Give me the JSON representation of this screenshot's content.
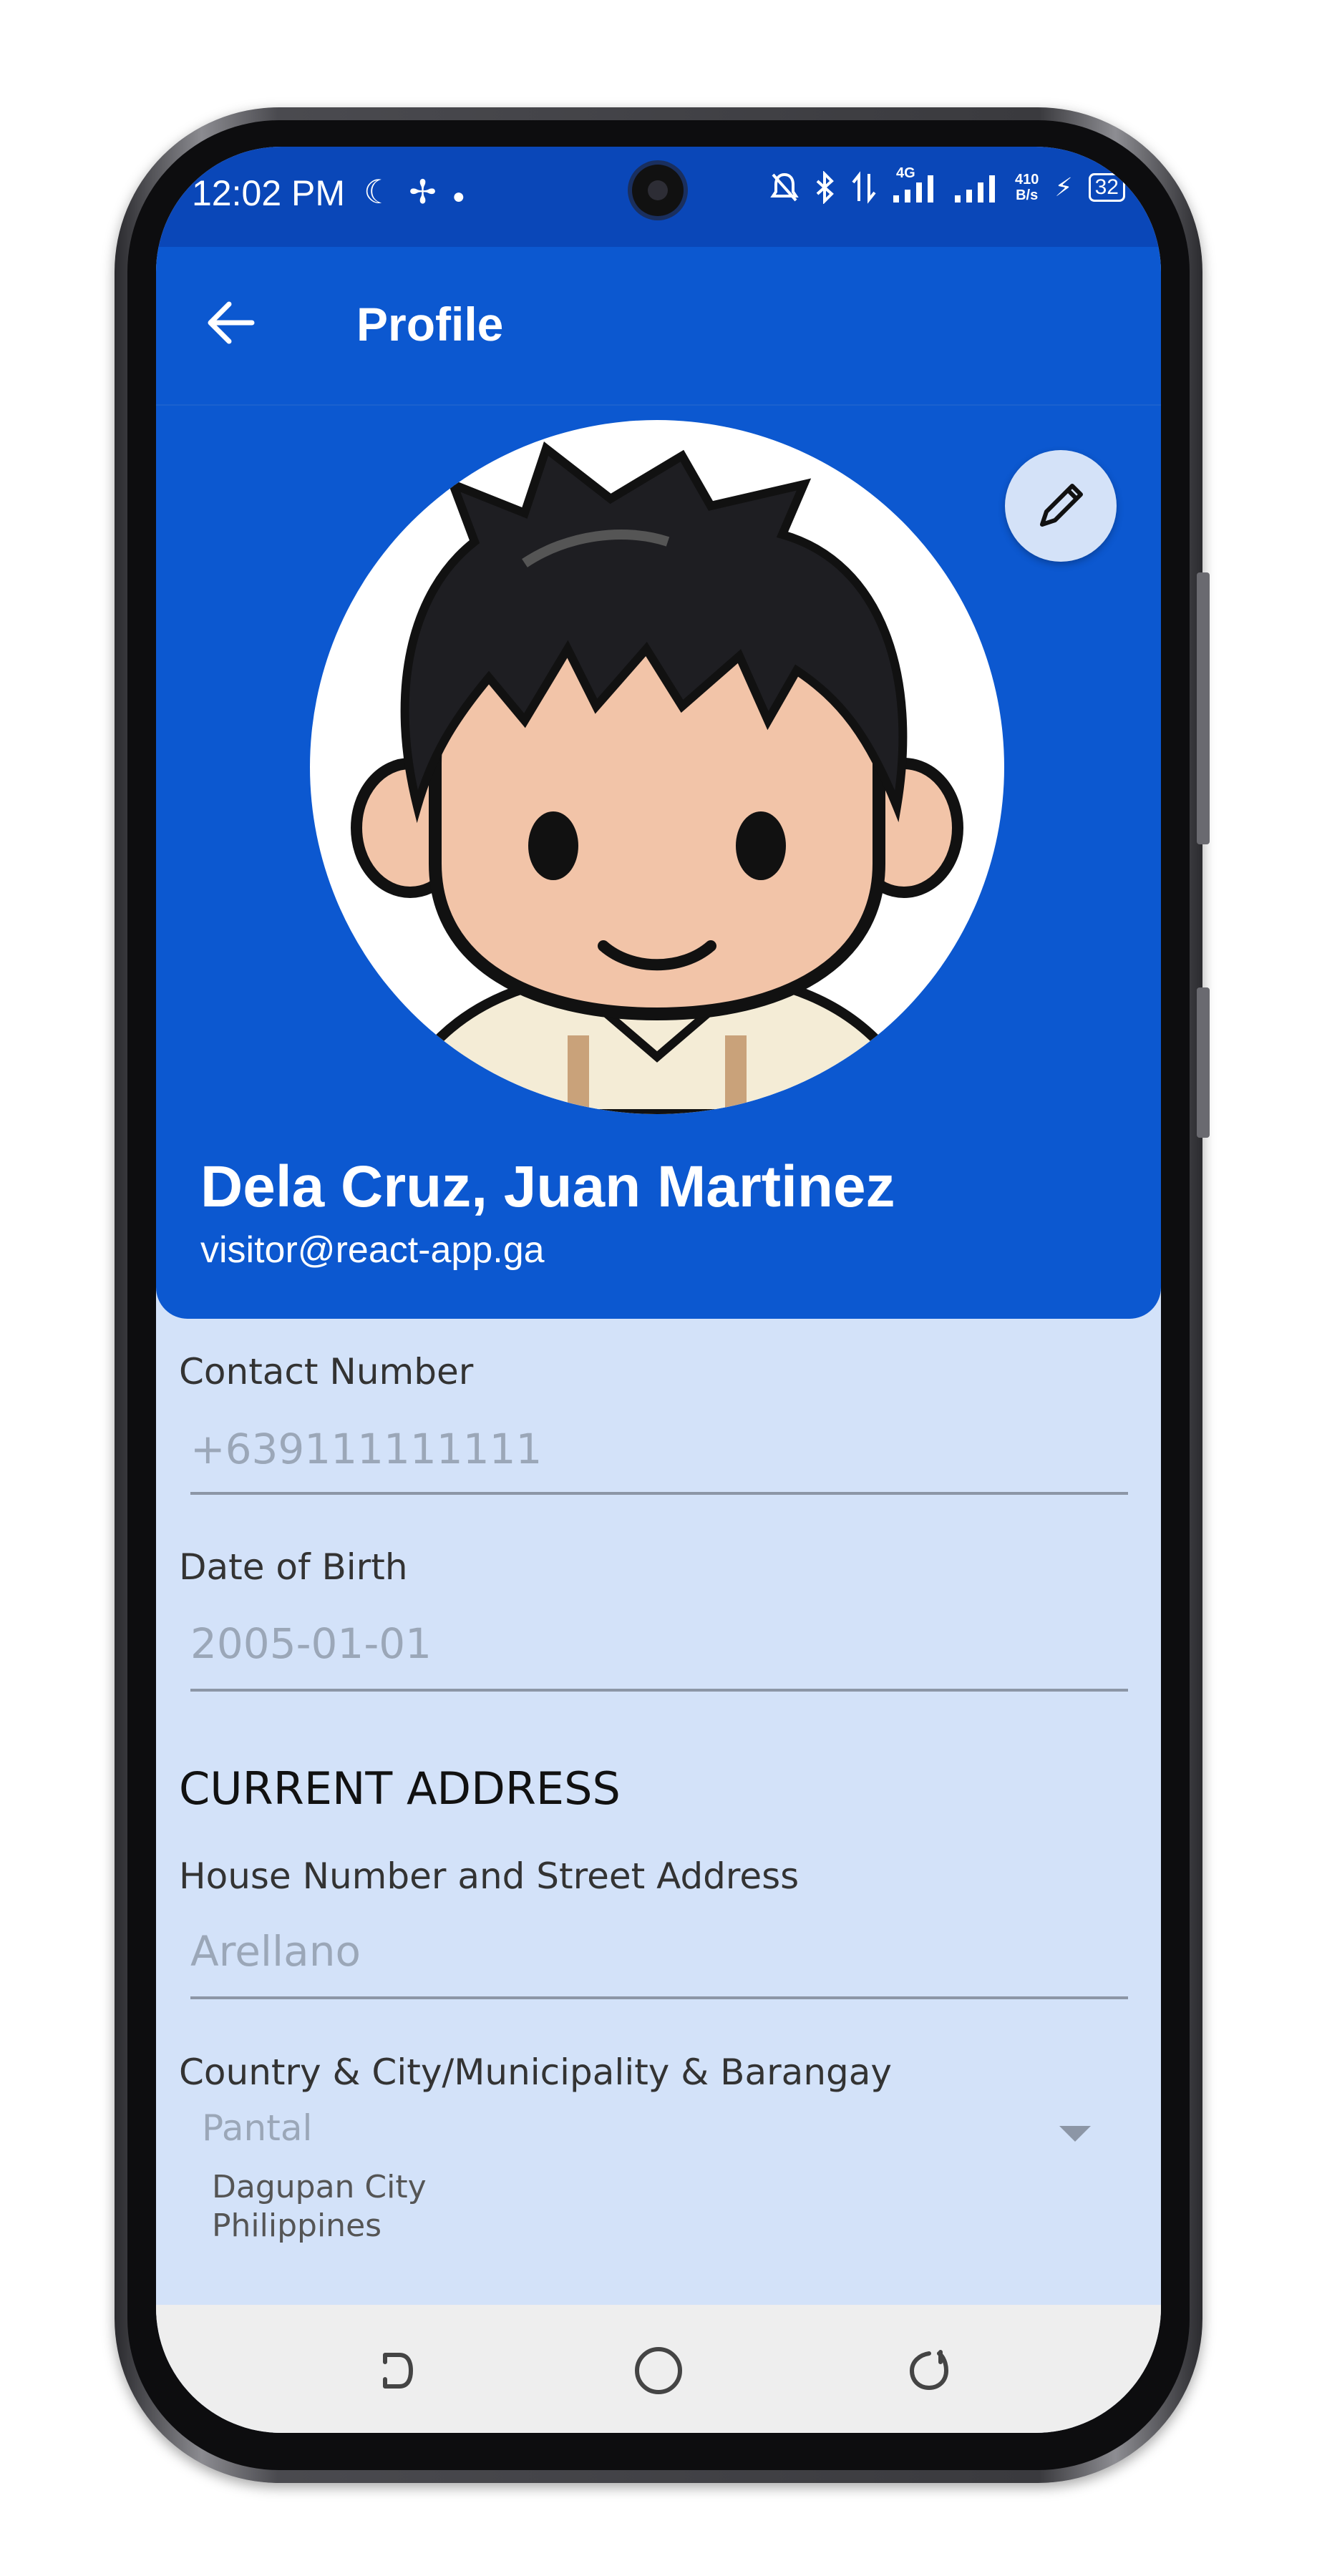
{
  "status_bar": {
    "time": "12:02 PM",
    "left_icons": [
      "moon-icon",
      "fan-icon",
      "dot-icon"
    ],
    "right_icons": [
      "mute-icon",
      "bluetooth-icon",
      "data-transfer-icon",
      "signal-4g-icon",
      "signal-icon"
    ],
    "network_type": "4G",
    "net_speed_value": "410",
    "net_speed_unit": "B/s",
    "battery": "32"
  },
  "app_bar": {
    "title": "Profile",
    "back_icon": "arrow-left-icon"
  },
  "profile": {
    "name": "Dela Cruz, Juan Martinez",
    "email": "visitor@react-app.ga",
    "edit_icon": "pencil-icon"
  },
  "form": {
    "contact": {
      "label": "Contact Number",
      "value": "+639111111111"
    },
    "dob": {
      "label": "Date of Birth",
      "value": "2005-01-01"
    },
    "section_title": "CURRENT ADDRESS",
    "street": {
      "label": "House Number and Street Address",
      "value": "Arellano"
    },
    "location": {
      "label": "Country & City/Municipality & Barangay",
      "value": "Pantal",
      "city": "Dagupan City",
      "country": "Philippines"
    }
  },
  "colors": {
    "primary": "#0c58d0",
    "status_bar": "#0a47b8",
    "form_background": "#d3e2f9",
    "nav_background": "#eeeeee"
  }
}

----------------

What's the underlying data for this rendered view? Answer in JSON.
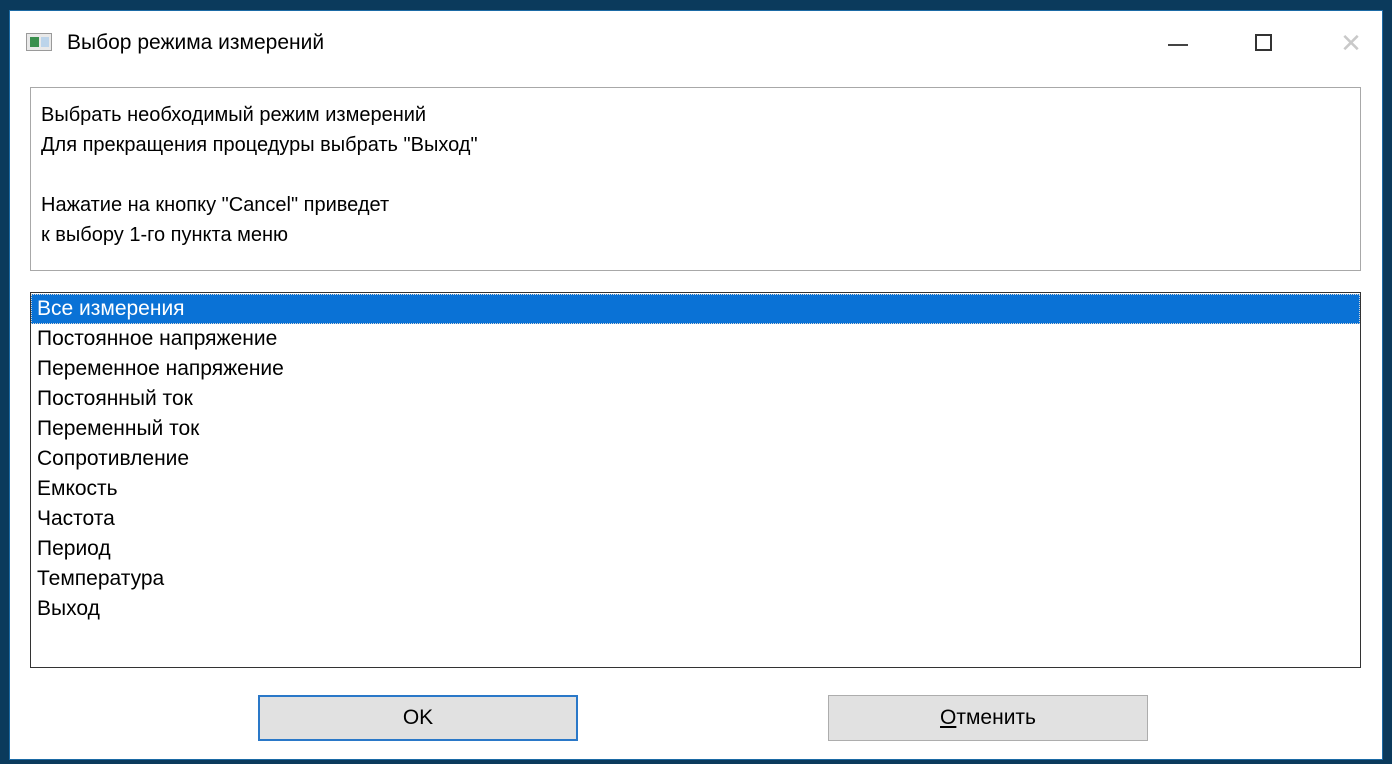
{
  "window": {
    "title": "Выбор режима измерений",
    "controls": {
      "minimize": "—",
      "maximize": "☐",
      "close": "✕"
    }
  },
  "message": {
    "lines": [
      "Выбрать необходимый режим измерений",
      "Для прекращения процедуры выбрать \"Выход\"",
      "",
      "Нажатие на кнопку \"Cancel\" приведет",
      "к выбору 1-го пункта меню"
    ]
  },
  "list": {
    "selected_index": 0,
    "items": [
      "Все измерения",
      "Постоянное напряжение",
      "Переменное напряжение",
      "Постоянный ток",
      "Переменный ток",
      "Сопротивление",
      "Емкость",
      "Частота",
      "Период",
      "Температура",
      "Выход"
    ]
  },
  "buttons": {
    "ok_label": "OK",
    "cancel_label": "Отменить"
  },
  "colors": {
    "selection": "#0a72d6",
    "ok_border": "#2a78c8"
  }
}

----------------

__Task brief__. Gather each line that holds "this".

__Expected answer__.
Give me the JSON representation of this screenshot's content.
What's the underlying data for this rendered view? Answer in JSON.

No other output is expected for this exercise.